Write the records below out again exactly as given, with no images.

-- start of EXTRACTED DATA --

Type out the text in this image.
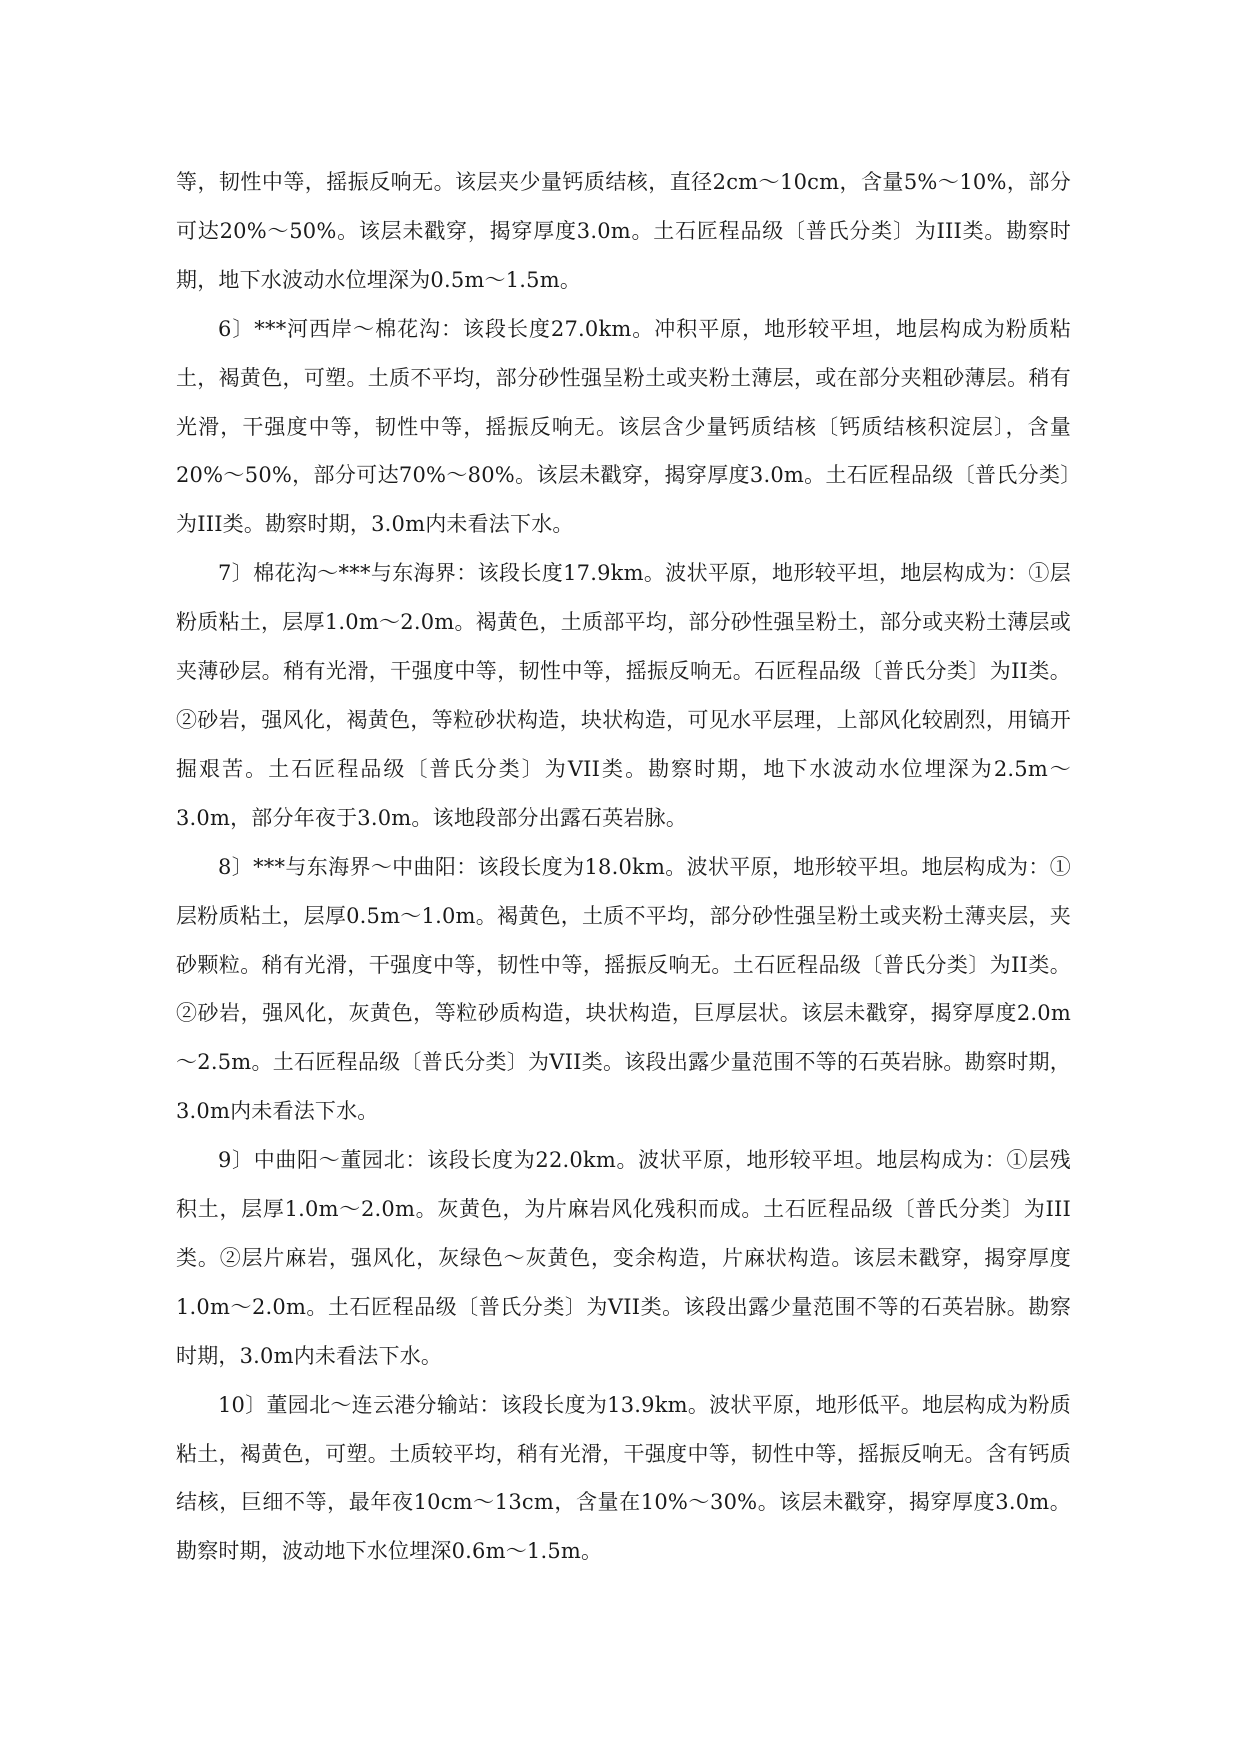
等，韧性中等，摇振反响无。该层夹少量钙质结核，直径2cm～10cm，含量5%～10%，部分可达20%～50%。该层未戳穿，揭穿厚度3.0m。土石匠程品级〔普氏分类〕为III类。勘察时期，地下水波动水位埋深为0.5m～1.5m。

6〕***河西岸～棉花沟：该段长度27.0km。冲积平原，地形较平坦，地层构成为粉质粘土，褐黄色，可塑。土质不平均，部分砂性强呈粉土或夹粉土薄层，或在部分夹粗砂薄层。稍有光滑，干强度中等，韧性中等，摇振反响无。该层含少量钙质结核〔钙质结核积淀层〕，含量20%～50%，部分可达70%～80%。该层未戳穿，揭穿厚度3.0m。土石匠程品级〔普氏分类〕为III类。勘察时期，3.0m内未看法下水。

7〕棉花沟～***与东海界：该段长度17.9km。波状平原，地形较平坦，地层构成为：①层粉质粘土，层厚1.0m～2.0m。褐黄色，土质部平均，部分砂性强呈粉土，部分或夹粉土薄层或夹薄砂层。稍有光滑，干强度中等，韧性中等，摇振反响无。石匠程品级〔普氏分类〕为II类。②砂岩，强风化，褐黄色，等粒砂状构造，块状构造，可见水平层理，上部风化较剧烈，用镐开掘艰苦。土石匠程品级〔普氏分类〕为VII类。勘察时期，地下水波动水位埋深为2.5m～3.0m，部分年夜于3.0m。该地段部分出露石英岩脉。

8〕***与东海界～中曲阳：该段长度为18.0km。波状平原，地形较平坦。地层构成为：①层粉质粘土，层厚0.5m～1.0m。褐黄色，土质不平均，部分砂性强呈粉土或夹粉土薄夹层，夹砂颗粒。稍有光滑，干强度中等，韧性中等，摇振反响无。土石匠程品级〔普氏分类〕为II类。②砂岩，强风化，灰黄色，等粒砂质构造，块状构造，巨厚层状。该层未戳穿，揭穿厚度2.0m～2.5m。土石匠程品级〔普氏分类〕为VII类。该段出露少量范围不等的石英岩脉。勘察时期，3.0m内未看法下水。

9〕中曲阳～董园北：该段长度为22.0km。波状平原，地形较平坦。地层构成为：①层残积土，层厚1.0m～2.0m。灰黄色，为片麻岩风化残积而成。土石匠程品级〔普氏分类〕为III类。②层片麻岩，强风化，灰绿色～灰黄色，变余构造，片麻状构造。该层未戳穿，揭穿厚度1.0m～2.0m。土石匠程品级〔普氏分类〕为VII类。该段出露少量范围不等的石英岩脉。勘察时期，3.0m内未看法下水。

10〕董园北～连云港分输站：该段长度为13.9km。波状平原，地形低平。地层构成为粉质粘土，褐黄色，可塑。土质较平均，稍有光滑，干强度中等，韧性中等，摇振反响无。含有钙质结核，巨细不等，最年夜10cm～13cm，含量在10%～30%。该层未戳穿，揭穿厚度3.0m。勘察时期，波动地下水位埋深0.6m～1.5m。
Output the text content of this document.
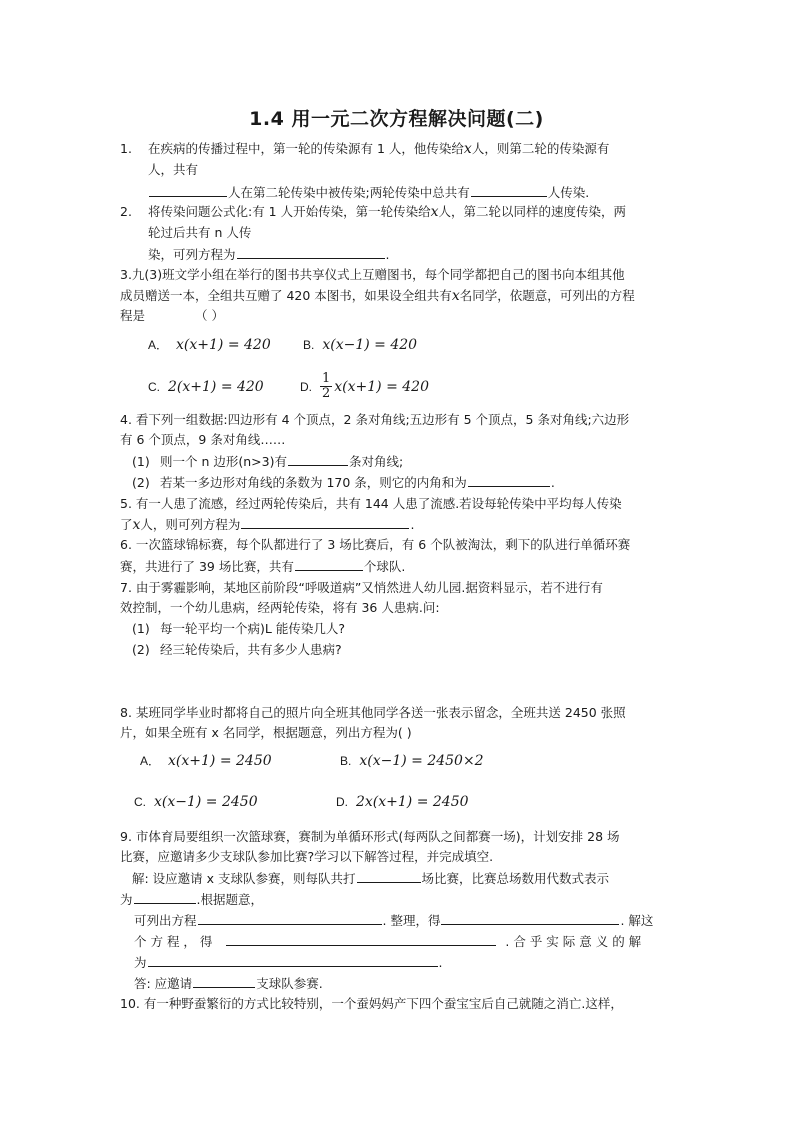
1.4 用一元二次方程解决问题(二)
1. 在疾病的传播过程中，第一轮的传染源有 1 人，他传染给x人，则第二轮的传染源有
人，共有
人在第二轮传染中被传染;两轮传染中总共有	人传染.
2. 将传染问题公式化:有 1 人开始传染，第一轮传染给x人，第二轮以同样的速度传染，两
轮过后共有 n 人传
染，可列方程为	.
3.九(3)班文学小组在举行的图书共享仪式上互赠图书，每个同学都把自己的图书向本组其他
成员赠送一本，全组共互赠了 420 本图书，如果设全组共有x名同学，依题意，可列出的方程
程是	（ ）
A． x(x+1) = 420	B. x(x−1) = 420
C. 2(x+1) = 420	D. $\frac{1}{2} x(x+1) = 420$
4. 看下列一组数据:四边形有 4 个顶点，2 条对角线;五边形有 5 个顶点，5 条对角线;六边形
有 6 个顶点，9 条对角线……
(1) 则一个 n 边形(n>3)有	条对角线;
(2) 若某一多边形对角线的条数为 170 条，则它的内角和为	.
5. 有一人患了流感，经过两轮传染后，共有 144 人患了流感.若设每轮传染中平均每人传染
了x人，则可列方程为	.
6. 一次篮球锦标赛，每个队都进行了 3 场比赛后，有 6 个队被淘汰，剩下的队进行单循环赛
赛，共进行了 39 场比赛，共有	个球队.
7. 由于雾霾影响，某地区前阶段“呼吸道病”又悄然进人幼儿园.据资料显示，若不进行有
效控制，一个幼儿患病，经两轮传染，将有 36 人患病.问:
(1) 每一轮平均一个病)L 能传染几人?
(2) 经三轮传染后，共有多少人患病?
8. 某班同学毕业时都将自己的照片向全班其他同学各送一张表示留念，全班共送 2450 张照
片，如果全班有 x 名同学，根据题意，列出方程为( )
A． x(x+1) = 2450	B. x(x−1) = 2450×2
C. x(x−1) = 2450	D. 2x(x+1) = 2450
9. 市体育局要组织一次篮球赛，赛制为单循环形式(每两队之间都赛一场)，计划安排 28 场
比赛，应邀请多少支球队参加比赛?学习以下解答过程，并完成填空.
解: 设应邀请 x 支球队参赛，则每队共打	场比赛，比赛总场数用代数式表示
为	.根据题意，
可列出方程	. 整理，得	. 解这
个 方 程 ， 得	. 合 乎 实 际 意 义 的 解
为	.
答: 应邀请	支球队参赛.
10. 有一种野蚕繁衍的方式比较特别，一个蚕妈妈产下四个蚕宝宝后自己就随之消亡.这样，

-- end of EXTRACTED DATA --

**TASK SOLUTION**
Type out the text in this image.
等，韧性中等，摇振反响无。该层夹少量钙质结核，直径2cm～10cm，含量5%～10%，部分可达20%～50%。该层未戳穿，揭穿厚度3.0m。土石匠程品级〔普氏分类〕为III类。勘察时期，地下水波动水位埋深为0.5m～1.5m。

6〕***河西岸～棉花沟：该段长度27.0km。冲积平原，地形较平坦，地层构成为粉质粘土，褐黄色，可塑。土质不平均，部分砂性强呈粉土或夹粉土薄层，或在部分夹粗砂薄层。稍有光滑，干强度中等，韧性中等，摇振反响无。该层含少量钙质结核〔钙质结核积淀层〕，含量20%～50%，部分可达70%～80%。该层未戳穿，揭穿厚度3.0m。土石匠程品级〔普氏分类〕为III类。勘察时期，3.0m内未看法下水。

7〕棉花沟～***与东海界：该段长度17.9km。波状平原，地形较平坦，地层构成为：①层粉质粘土，层厚1.0m～2.0m。褐黄色，土质部平均，部分砂性强呈粉土，部分或夹粉土薄层或夹薄砂层。稍有光滑，干强度中等，韧性中等，摇振反响无。石匠程品级〔普氏分类〕为II类。②砂岩，强风化，褐黄色，等粒砂状构造，块状构造，可见水平层理，上部风化较剧烈，用镐开掘艰苦。土石匠程品级〔普氏分类〕为VII类。勘察时期，地下水波动水位埋深为2.5m～3.0m，部分年夜于3.0m。该地段部分出露石英岩脉。

8〕***与东海界～中曲阳：该段长度为18.0km。波状平原，地形较平坦。地层构成为：①层粉质粘土，层厚0.5m～1.0m。褐黄色，土质不平均，部分砂性强呈粉土或夹粉土薄夹层，夹砂颗粒。稍有光滑，干强度中等，韧性中等，摇振反响无。土石匠程品级〔普氏分类〕为II类。②砂岩，强风化，灰黄色，等粒砂质构造，块状构造，巨厚层状。该层未戳穿，揭穿厚度2.0m～2.5m。土石匠程品级〔普氏分类〕为VII类。该段出露少量范围不等的石英岩脉。勘察时期，3.0m内未看法下水。

9〕中曲阳～董园北：该段长度为22.0km。波状平原，地形较平坦。地层构成为：①层残积土，层厚1.0m～2.0m。灰黄色，为片麻岩风化残积而成。土石匠程品级〔普氏分类〕为III类。②层片麻岩，强风化，灰绿色～灰黄色，变余构造，片麻状构造。该层未戳穿，揭穿厚度1.0m～2.0m。土石匠程品级〔普氏分类〕为VII类。该段出露少量范围不等的石英岩脉。勘察时期，3.0m内未看法下水。

10〕董园北～连云港分输站：该段长度为13.9km。波状平原，地形低平。地层构成为粉质粘土，褐黄色，可塑。土质较平均，稍有光滑，干强度中等，韧性中等，摇振反响无。含有钙质结核，巨细不等，最年夜10cm～13cm，含量在10%～30%。该层未戳穿，揭穿厚度3.0m。勘察时期，波动地下水位埋深0.6m～1.5m。
Output the text content of this document.
1.4 用一元二次方程解决问题(二)
1. 在疾病的传播过程中，第一轮的传染源有 1 人，他传染给x人，则第二轮的传染源有
人，共有
人在第二轮传染中被传染;两轮传染中总共有	人传染.
2. 将传染问题公式化:有 1 人开始传染，第一轮传染给x人，第二轮以同样的速度传染，两
轮过后共有 n 人传
染，可列方程为	.
3.九(3)班文学小组在举行的图书共享仪式上互赠图书，每个同学都把自己的图书向本组其他
成员赠送一本，全组共互赠了 420 本图书，如果设全组共有x名同学，依题意，可列出的方程
程是	（ ）
A． x(x+1) = 420	B. x(x−1) = 420
C. 2(x+1) = 420	D. $\frac{1}{2} x(x+1) = 420$
4. 看下列一组数据:四边形有 4 个顶点，2 条对角线;五边形有 5 个顶点，5 条对角线;六边形
有 6 个顶点，9 条对角线……
(1) 则一个 n 边形(n>3)有	条对角线;
(2) 若某一多边形对角线的条数为 170 条，则它的内角和为	.
5. 有一人患了流感，经过两轮传染后，共有 144 人患了流感.若设每轮传染中平均每人传染
了x人，则可列方程为	.
6. 一次篮球锦标赛，每个队都进行了 3 场比赛后，有 6 个队被淘汰，剩下的队进行单循环赛
赛，共进行了 39 场比赛，共有	个球队.
7. 由于雾霾影响，某地区前阶段“呼吸道病”又悄然进人幼儿园.据资料显示，若不进行有
效控制，一个幼儿患病，经两轮传染，将有 36 人患病.问:
(1) 每一轮平均一个病)L 能传染几人?
(2) 经三轮传染后，共有多少人患病?
8. 某班同学毕业时都将自己的照片向全班其他同学各送一张表示留念，全班共送 2450 张照
片，如果全班有 x 名同学，根据题意，列出方程为( )
A． x(x+1) = 2450	B. x(x−1) = 2450×2
C. x(x−1) = 2450	D. 2x(x+1) = 2450
9. 市体育局要组织一次篮球赛，赛制为单循环形式(每两队之间都赛一场)，计划安排 28 场
比赛，应邀请多少支球队参加比赛?学习以下解答过程，并完成填空.
解: 设应邀请 x 支球队参赛，则每队共打	场比赛，比赛总场数用代数式表示
为	.根据题意，
可列出方程	. 整理，得	. 解这
个 方 程 ， 得	. 合 乎 实 际 意 义 的 解
为	.
答: 应邀请	支球队参赛.
10. 有一种野蚕繁衍的方式比较特别，一个蚕妈妈产下四个蚕宝宝后自己就随之消亡.这样，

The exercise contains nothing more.